▶ **Exercise material**
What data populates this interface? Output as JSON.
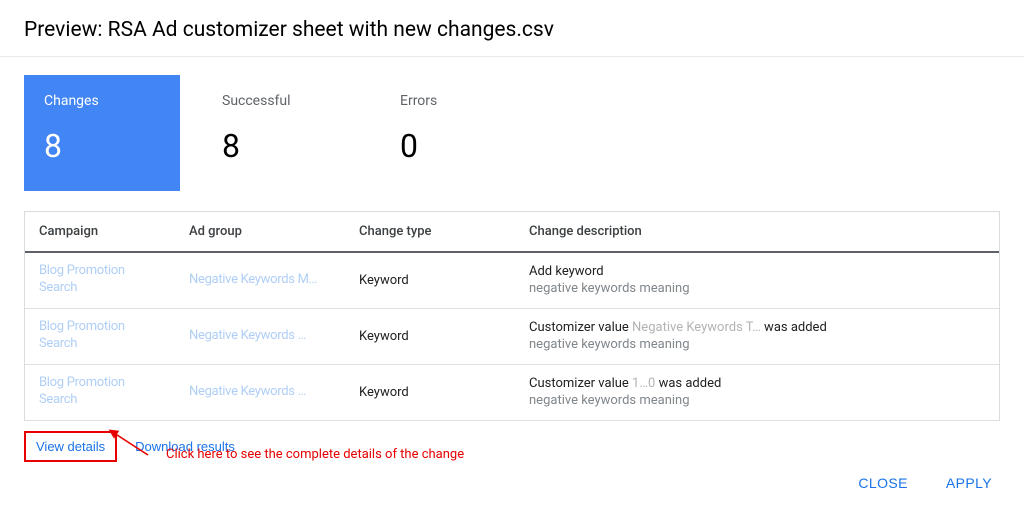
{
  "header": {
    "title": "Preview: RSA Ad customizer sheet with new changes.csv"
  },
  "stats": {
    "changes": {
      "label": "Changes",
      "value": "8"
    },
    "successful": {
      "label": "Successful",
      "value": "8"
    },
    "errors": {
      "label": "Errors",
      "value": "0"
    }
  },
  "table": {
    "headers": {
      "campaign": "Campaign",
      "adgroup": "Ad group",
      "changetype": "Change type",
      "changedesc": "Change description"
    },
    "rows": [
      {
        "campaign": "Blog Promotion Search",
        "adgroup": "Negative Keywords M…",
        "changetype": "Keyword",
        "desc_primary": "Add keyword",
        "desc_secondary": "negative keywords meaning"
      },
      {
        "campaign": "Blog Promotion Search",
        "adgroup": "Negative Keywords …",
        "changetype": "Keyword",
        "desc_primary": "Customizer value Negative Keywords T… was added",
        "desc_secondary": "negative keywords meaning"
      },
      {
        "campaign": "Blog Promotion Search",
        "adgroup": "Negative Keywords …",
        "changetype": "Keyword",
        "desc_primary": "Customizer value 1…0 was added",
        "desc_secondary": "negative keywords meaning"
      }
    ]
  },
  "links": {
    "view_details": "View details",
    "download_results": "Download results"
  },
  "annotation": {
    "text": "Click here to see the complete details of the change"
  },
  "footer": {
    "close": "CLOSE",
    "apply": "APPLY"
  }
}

▶ **What the task asks**
From the data above, work out how many lines contain the string "adgroup" and reply with only the number.

▶ **Task result**
4